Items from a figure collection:
----
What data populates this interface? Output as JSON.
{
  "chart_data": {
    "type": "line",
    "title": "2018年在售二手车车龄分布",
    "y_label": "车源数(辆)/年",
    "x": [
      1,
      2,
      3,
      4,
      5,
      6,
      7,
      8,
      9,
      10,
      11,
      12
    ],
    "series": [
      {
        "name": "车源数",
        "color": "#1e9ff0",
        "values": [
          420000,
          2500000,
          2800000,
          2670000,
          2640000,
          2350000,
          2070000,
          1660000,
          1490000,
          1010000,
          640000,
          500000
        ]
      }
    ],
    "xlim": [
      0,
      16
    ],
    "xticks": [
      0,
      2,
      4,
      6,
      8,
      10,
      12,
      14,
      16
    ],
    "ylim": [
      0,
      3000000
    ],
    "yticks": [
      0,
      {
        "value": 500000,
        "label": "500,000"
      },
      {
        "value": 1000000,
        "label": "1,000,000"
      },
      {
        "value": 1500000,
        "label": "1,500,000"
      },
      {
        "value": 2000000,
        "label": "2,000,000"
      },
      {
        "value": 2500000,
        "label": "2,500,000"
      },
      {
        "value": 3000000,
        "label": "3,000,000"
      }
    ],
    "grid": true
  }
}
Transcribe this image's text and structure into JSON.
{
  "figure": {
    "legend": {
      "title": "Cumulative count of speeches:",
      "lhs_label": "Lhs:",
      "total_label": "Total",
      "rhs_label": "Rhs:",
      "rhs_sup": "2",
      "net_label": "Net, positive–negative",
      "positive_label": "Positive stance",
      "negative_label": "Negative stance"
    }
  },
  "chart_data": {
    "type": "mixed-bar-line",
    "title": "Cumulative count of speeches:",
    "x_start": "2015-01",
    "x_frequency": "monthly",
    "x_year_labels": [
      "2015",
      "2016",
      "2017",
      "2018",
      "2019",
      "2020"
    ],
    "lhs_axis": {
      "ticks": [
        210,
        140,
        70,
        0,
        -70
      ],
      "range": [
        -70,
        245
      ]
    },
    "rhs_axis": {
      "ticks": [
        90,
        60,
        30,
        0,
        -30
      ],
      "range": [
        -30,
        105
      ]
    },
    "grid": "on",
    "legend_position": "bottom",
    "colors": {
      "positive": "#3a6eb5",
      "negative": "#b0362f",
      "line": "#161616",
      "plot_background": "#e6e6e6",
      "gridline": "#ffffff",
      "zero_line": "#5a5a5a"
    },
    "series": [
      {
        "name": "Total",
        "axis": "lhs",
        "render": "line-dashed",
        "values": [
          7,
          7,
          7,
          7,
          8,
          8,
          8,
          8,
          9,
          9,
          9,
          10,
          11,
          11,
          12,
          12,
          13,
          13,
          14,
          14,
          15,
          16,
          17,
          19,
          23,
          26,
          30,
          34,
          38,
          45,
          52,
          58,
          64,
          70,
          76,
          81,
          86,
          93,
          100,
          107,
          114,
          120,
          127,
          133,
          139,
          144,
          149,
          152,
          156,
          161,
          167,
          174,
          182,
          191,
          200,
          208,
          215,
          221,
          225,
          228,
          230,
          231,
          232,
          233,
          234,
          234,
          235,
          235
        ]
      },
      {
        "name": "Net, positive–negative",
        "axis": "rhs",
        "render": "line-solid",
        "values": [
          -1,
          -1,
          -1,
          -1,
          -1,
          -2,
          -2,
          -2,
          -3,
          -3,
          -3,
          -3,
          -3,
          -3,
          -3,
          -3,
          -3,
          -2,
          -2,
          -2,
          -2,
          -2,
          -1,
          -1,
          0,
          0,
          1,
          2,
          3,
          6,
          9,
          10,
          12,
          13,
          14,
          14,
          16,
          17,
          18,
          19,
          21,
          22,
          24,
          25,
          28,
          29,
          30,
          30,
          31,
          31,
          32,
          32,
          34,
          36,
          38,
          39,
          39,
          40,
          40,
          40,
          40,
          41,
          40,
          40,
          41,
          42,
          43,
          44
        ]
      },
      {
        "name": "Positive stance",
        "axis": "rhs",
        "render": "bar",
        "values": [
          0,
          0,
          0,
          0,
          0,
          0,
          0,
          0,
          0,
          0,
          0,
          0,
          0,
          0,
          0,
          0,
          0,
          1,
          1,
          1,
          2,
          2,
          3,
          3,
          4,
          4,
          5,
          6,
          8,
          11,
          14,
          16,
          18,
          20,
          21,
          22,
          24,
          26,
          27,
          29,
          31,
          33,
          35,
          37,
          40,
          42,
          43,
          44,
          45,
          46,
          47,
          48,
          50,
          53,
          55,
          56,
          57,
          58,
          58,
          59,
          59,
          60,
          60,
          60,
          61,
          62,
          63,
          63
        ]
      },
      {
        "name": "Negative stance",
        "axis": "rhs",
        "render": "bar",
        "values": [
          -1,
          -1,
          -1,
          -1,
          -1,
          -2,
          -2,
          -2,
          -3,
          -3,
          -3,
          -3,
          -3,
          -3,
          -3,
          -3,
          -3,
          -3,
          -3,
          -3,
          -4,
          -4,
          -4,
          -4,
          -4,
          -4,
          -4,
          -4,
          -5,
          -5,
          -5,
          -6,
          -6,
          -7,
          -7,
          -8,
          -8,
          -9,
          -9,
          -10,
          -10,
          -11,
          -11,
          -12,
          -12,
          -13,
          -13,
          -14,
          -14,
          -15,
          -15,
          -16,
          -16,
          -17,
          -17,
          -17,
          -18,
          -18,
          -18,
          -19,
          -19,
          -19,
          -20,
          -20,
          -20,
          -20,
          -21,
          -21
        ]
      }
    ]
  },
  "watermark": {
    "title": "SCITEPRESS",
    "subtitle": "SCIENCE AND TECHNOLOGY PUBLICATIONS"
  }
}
----
What you should do:
Go through the records line by line and count those containing the string "speeches". Give only the total.

Correct answer:
2